[Stored data]
>> begin

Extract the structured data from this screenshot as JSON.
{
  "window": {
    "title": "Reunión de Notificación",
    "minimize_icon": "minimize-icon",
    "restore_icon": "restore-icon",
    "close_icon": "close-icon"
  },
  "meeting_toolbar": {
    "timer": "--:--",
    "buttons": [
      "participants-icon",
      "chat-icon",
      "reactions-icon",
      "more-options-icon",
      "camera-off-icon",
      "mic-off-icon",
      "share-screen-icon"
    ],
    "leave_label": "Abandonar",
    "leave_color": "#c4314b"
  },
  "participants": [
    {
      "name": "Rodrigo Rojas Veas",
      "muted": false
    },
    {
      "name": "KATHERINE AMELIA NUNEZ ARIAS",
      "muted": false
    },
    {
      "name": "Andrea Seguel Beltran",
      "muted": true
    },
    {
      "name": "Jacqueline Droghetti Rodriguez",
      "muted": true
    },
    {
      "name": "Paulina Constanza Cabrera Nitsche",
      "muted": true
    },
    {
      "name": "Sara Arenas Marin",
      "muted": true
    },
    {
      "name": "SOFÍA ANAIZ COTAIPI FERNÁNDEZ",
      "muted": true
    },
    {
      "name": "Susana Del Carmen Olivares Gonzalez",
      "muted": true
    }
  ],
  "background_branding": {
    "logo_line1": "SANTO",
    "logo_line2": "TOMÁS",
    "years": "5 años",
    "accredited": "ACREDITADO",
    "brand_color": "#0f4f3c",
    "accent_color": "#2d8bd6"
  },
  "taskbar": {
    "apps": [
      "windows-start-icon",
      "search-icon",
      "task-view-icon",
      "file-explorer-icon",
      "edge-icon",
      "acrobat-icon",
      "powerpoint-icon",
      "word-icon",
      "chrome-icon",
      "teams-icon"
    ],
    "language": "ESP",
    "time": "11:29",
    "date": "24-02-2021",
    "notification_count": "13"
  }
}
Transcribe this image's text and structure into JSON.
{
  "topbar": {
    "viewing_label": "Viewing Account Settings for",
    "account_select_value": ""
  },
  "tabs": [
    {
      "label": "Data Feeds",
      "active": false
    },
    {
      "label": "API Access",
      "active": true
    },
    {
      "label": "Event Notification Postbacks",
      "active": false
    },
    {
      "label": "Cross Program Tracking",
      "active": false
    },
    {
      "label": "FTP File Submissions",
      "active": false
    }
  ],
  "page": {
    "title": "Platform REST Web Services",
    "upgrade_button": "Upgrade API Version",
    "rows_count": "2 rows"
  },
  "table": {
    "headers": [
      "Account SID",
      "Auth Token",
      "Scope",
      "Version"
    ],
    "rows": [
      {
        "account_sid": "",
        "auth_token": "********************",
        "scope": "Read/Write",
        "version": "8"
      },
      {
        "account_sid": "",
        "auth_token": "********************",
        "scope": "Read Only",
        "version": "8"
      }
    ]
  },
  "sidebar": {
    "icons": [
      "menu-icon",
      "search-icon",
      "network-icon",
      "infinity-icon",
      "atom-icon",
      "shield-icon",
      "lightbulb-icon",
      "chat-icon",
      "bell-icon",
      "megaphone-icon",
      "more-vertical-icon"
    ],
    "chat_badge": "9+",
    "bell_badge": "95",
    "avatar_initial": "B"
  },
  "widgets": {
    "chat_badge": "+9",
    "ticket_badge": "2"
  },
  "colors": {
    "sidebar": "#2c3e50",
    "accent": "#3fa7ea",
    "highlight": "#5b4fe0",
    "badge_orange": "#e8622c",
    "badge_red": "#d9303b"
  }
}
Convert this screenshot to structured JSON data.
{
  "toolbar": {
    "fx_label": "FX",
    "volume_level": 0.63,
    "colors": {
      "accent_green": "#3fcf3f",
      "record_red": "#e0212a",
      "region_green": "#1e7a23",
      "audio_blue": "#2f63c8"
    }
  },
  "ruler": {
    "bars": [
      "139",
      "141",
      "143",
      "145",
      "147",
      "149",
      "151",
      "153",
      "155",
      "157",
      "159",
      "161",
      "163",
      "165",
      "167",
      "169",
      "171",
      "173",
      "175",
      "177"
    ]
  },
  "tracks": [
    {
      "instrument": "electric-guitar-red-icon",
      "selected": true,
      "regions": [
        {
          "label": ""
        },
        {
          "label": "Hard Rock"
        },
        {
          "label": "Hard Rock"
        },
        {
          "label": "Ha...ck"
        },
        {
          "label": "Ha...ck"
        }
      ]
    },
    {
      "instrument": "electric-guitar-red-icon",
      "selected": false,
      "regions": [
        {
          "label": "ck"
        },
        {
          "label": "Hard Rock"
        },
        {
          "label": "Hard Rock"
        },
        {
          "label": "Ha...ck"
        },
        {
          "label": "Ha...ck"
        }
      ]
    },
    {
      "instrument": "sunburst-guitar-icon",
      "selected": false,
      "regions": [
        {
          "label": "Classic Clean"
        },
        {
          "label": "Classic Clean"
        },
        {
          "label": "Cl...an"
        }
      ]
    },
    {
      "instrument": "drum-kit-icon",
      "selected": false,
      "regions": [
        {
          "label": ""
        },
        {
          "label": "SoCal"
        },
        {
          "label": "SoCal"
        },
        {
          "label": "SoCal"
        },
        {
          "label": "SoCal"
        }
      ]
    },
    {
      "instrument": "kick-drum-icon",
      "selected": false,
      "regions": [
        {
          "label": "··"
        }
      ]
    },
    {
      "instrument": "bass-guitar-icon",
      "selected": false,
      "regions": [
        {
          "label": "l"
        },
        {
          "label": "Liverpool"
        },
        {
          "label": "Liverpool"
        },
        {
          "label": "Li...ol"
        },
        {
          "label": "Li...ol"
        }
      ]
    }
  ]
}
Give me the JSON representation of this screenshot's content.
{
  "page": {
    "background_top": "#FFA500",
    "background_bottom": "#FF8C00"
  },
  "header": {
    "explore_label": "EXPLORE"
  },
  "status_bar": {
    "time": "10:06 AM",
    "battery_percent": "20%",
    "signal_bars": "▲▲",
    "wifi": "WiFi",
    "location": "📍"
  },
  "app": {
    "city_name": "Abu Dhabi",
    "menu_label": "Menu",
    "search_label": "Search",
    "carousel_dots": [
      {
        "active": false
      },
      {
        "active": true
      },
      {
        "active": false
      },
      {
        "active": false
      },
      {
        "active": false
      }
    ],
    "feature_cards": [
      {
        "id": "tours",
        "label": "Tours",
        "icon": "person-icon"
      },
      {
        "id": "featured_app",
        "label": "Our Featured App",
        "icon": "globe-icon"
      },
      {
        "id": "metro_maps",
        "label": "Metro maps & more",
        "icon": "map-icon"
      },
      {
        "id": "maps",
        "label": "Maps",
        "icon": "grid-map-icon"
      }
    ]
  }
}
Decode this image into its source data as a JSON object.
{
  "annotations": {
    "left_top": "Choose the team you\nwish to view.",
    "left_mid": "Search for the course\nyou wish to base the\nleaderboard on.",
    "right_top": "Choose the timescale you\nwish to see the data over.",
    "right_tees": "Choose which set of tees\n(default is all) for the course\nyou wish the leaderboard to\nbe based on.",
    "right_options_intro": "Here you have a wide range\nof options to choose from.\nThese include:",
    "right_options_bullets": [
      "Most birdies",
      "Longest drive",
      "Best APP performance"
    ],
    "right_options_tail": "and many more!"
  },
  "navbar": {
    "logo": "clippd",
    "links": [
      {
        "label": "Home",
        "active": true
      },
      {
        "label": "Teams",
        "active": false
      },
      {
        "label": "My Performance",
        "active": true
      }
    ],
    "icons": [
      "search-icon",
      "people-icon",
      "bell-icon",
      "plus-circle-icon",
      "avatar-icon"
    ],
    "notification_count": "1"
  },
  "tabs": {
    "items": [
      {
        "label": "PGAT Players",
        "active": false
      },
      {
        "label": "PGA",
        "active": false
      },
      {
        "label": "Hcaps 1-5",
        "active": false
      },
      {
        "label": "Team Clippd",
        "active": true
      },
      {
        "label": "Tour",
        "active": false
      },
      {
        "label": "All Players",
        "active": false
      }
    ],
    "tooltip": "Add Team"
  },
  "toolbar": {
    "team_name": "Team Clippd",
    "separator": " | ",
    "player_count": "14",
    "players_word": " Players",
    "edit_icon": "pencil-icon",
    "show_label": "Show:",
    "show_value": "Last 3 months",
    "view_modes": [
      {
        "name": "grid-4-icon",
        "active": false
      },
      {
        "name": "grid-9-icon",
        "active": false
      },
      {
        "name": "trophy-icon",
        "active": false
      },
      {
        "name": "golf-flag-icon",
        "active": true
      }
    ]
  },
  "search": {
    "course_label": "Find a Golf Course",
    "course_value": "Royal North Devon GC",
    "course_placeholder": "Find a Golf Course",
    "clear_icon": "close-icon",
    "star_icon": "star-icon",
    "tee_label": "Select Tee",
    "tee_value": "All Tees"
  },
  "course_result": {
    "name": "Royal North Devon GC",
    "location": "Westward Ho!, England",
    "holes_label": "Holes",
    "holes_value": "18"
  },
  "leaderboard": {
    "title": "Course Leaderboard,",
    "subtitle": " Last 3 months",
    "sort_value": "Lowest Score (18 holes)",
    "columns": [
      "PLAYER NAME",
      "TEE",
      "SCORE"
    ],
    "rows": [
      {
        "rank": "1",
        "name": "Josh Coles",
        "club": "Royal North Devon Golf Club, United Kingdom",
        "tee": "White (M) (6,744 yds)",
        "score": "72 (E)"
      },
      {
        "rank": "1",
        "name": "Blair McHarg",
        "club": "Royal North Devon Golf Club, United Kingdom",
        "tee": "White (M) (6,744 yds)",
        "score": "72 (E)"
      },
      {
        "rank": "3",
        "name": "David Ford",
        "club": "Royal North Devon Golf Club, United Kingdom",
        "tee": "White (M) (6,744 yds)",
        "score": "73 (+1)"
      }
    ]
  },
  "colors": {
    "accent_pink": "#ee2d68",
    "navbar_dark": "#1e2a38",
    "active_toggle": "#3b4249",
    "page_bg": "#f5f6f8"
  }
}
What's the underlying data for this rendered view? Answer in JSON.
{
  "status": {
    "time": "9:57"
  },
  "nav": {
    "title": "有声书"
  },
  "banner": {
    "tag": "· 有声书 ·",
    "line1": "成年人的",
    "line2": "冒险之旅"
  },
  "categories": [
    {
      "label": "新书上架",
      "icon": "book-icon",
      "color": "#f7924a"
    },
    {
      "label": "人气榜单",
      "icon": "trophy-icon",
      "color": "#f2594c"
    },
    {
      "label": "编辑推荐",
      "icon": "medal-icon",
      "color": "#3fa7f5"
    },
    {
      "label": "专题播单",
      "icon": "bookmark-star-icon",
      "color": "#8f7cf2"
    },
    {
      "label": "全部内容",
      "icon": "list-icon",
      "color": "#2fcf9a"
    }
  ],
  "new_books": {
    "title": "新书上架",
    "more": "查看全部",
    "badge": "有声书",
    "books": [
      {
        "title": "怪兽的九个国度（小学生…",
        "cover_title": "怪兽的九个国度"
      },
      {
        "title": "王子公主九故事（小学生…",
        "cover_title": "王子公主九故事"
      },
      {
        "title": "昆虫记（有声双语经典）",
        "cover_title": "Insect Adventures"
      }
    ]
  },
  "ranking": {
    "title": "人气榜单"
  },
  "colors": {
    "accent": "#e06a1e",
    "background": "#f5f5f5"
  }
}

>> end

#### Requirement:
List all lines from the entries that include the word "怪兽的九个国度".

#### Solution for this exercise:
        "title": "怪兽的九个国度（小学生…",
        "cover_title": "怪兽的九个国度"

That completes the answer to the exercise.